WRITTEN EXERCISE: Would you extract the whole listing below and retype it exactly?

________________________

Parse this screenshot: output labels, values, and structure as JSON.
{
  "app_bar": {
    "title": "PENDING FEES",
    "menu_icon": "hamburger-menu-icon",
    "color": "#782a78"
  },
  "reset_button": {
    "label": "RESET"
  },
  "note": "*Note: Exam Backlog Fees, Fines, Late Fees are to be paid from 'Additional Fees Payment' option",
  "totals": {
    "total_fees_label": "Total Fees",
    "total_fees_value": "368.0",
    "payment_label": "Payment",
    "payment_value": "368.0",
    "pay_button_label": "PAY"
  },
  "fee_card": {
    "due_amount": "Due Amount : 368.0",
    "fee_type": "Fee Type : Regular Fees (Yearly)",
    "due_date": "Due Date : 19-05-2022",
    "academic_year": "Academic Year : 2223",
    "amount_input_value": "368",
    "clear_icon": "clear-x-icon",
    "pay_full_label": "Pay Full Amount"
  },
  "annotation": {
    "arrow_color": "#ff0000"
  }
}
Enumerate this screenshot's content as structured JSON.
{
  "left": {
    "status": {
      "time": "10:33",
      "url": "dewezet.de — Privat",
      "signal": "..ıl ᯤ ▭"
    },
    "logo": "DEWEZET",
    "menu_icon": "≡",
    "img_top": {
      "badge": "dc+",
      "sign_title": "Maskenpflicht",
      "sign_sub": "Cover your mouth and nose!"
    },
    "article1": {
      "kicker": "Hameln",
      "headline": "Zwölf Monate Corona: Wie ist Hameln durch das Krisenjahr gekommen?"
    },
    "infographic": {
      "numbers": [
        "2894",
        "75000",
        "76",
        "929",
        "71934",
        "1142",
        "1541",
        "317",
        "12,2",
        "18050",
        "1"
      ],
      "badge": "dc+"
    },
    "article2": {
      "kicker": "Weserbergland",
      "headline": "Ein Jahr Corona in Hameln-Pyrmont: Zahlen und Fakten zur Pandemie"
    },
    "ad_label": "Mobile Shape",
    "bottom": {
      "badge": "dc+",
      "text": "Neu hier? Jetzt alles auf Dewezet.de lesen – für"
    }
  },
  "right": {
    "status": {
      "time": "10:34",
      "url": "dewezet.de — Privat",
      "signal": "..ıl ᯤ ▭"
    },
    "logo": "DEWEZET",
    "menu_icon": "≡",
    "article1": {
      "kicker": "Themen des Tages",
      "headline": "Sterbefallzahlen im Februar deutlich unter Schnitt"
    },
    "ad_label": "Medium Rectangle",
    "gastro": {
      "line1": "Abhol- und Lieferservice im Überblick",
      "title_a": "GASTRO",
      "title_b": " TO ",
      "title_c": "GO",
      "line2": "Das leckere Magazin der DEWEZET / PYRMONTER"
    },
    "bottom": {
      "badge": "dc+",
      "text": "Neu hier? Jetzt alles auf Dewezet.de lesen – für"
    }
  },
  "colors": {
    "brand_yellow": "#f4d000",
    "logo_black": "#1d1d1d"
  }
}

________________________

TASK ANSWER:
Parse this screenshot: output labels, values, and structure as JSON.
{
  "app_bar": {
    "title": "PENDING FEES",
    "menu_icon": "hamburger-menu-icon",
    "color": "#782a78"
  },
  "reset_button": {
    "label": "RESET"
  },
  "note": "*Note: Exam Backlog Fees, Fines, Late Fees are to be paid from 'Additional Fees Payment' option",
  "totals": {
    "total_fees_label": "Total Fees",
    "total_fees_value": "368.0",
    "payment_label": "Payment",
    "payment_value": "368.0",
    "pay_button_label": "PAY"
  },
  "fee_card": {
    "due_amount": "Due Amount : 368.0",
    "fee_type": "Fee Type : Regular Fees (Yearly)",
    "due_date": "Due Date : 19-05-2022",
    "academic_year": "Academic Year : 2223",
    "amount_input_value": "368",
    "clear_icon": "clear-x-icon",
    "pay_full_label": "Pay Full Amount"
  },
  "annotation": {
    "arrow_color": "#ff0000"
  }
}
Enumerate this screenshot's content as structured JSON.
{
  "left": {
    "status": {
      "time": "10:33",
      "url": "dewezet.de — Privat",
      "signal": "..ıl ᯤ ▭"
    },
    "logo": "DEWEZET",
    "menu_icon": "≡",
    "img_top": {
      "badge": "dc+",
      "sign_title": "Maskenpflicht",
      "sign_sub": "Cover your mouth and nose!"
    },
    "article1": {
      "kicker": "Hameln",
      "headline": "Zwölf Monate Corona: Wie ist Hameln durch das Krisenjahr gekommen?"
    },
    "infographic": {
      "numbers": [
        "2894",
        "75000",
        "76",
        "929",
        "71934",
        "1142",
        "1541",
        "317",
        "12,2",
        "18050",
        "1"
      ],
      "badge": "dc+"
    },
    "article2": {
      "kicker": "Weserbergland",
      "headline": "Ein Jahr Corona in Hameln-Pyrmont: Zahlen und Fakten zur Pandemie"
    },
    "ad_label": "Mobile Shape",
    "bottom": {
      "badge": "dc+",
      "text": "Neu hier? Jetzt alles auf Dewezet.de lesen – für"
    }
  },
  "right": {
    "status": {
      "time": "10:34",
      "url": "dewezet.de — Privat",
      "signal": "..ıl ᯤ ▭"
    },
    "logo": "DEWEZET",
    "menu_icon": "≡",
    "article1": {
      "kicker": "Themen des Tages",
      "headline": "Sterbefallzahlen im Februar deutlich unter Schnitt"
    },
    "ad_label": "Medium Rectangle",
    "gastro": {
      "line1": "Abhol- und Lieferservice im Überblick",
      "title_a": "GASTRO",
      "title_b": " TO ",
      "title_c": "GO",
      "line2": "Das leckere Magazin der DEWEZET / PYRMONTER"
    },
    "bottom": {
      "badge": "dc+",
      "text": "Neu hier? Jetzt alles auf Dewezet.de lesen – für"
    }
  },
  "colors": {
    "brand_yellow": "#f4d000",
    "logo_black": "#1d1d1d"
  }
}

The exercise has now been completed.